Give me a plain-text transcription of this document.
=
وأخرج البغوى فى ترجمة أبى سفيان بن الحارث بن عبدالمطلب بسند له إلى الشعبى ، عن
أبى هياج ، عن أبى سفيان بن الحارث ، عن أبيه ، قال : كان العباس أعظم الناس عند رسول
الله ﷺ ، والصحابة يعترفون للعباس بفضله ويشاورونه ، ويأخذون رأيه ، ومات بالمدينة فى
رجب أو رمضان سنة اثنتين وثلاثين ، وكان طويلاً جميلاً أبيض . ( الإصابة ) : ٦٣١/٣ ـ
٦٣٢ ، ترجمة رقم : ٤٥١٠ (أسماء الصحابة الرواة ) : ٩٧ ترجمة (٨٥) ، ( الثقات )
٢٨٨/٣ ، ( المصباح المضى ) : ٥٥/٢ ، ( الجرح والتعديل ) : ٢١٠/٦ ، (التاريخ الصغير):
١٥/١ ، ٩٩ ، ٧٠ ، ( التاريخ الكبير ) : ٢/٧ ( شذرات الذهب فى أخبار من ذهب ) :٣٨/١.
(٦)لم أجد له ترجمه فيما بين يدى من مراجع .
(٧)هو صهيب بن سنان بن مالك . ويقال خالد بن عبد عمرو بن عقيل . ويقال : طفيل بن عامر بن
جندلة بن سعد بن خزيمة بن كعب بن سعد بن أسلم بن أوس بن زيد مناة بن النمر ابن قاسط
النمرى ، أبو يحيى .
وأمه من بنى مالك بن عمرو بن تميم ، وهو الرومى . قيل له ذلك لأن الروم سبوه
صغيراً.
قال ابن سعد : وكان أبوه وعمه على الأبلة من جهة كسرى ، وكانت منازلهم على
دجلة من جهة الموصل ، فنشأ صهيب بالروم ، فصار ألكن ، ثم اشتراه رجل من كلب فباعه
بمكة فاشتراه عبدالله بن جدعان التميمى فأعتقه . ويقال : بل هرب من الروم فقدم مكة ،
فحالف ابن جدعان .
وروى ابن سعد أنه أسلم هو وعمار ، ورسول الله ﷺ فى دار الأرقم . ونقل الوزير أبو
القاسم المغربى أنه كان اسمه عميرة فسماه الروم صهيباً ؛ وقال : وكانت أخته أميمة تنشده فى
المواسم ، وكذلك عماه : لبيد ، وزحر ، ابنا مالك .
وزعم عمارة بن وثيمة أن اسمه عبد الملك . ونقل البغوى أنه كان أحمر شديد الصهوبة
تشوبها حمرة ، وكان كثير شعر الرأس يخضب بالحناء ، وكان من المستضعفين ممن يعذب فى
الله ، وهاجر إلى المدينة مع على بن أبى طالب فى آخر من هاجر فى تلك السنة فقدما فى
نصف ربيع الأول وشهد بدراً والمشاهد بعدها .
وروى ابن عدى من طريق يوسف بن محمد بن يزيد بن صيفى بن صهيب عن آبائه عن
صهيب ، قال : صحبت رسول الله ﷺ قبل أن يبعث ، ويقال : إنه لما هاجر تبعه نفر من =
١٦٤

○ ○ ○ ○

GIVEN EXERCISE
Emit the records above again, exactly, with no line skipped.

TASK OUTPUT
Give me a plain-text transcription of this document.
=
وأخرج البغوى فى ترجمة أبى سفيان بن الحارث بن عبدالمطلب بسند له إلى الشعبى ، عن
أبى هياج ، عن أبى سفيان بن الحارث ، عن أبيه ، قال : كان العباس أعظم الناس عند رسول
الله ﷺ ، والصحابة يعترفون للعباس بفضله ويشاورونه ، ويأخذون رأيه ، ومات بالمدينة فى
رجب أو رمضان سنة اثنتين وثلاثين ، وكان طويلاً جميلاً أبيض . ( الإصابة ) : ٦٣١/٣ ـ
٦٣٢ ، ترجمة رقم : ٤٥١٠ (أسماء الصحابة الرواة ) : ٩٧ ترجمة (٨٥) ، ( الثقات )
٢٨٨/٣ ، ( المصباح المضى ) : ٥٥/٢ ، ( الجرح والتعديل ) : ٢١٠/٦ ، (التاريخ الصغير):
١٥/١ ، ٩٩ ، ٧٠ ، ( التاريخ الكبير ) : ٢/٧ ( شذرات الذهب فى أخبار من ذهب ) :٣٨/١.
(٦)لم أجد له ترجمه فيما بين يدى من مراجع .
(٧)هو صهيب بن سنان بن مالك . ويقال خالد بن عبد عمرو بن عقيل . ويقال : طفيل بن عامر بن
جندلة بن سعد بن خزيمة بن كعب بن سعد بن أسلم بن أوس بن زيد مناة بن النمر ابن قاسط
النمرى ، أبو يحيى .
وأمه من بنى مالك بن عمرو بن تميم ، وهو الرومى . قيل له ذلك لأن الروم سبوه
صغيراً.
قال ابن سعد : وكان أبوه وعمه على الأبلة من جهة كسرى ، وكانت منازلهم على
دجلة من جهة الموصل ، فنشأ صهيب بالروم ، فصار ألكن ، ثم اشتراه رجل من كلب فباعه
بمكة فاشتراه عبدالله بن جدعان التميمى فأعتقه . ويقال : بل هرب من الروم فقدم مكة ،
فحالف ابن جدعان .
وروى ابن سعد أنه أسلم هو وعمار ، ورسول الله ﷺ فى دار الأرقم . ونقل الوزير أبو
القاسم المغربى أنه كان اسمه عميرة فسماه الروم صهيباً ؛ وقال : وكانت أخته أميمة تنشده فى
المواسم ، وكذلك عماه : لبيد ، وزحر ، ابنا مالك .
وزعم عمارة بن وثيمة أن اسمه عبد الملك . ونقل البغوى أنه كان أحمر شديد الصهوبة
تشوبها حمرة ، وكان كثير شعر الرأس يخضب بالحناء ، وكان من المستضعفين ممن يعذب فى
الله ، وهاجر إلى المدينة مع على بن أبى طالب فى آخر من هاجر فى تلك السنة فقدما فى
نصف ربيع الأول وشهد بدراً والمشاهد بعدها .
وروى ابن عدى من طريق يوسف بن محمد بن يزيد بن صيفى بن صهيب عن آبائه عن
صهيب ، قال : صحبت رسول الله ﷺ قبل أن يبعث ، ويقال : إنه لما هاجر تبعه نفر من =
١٦٤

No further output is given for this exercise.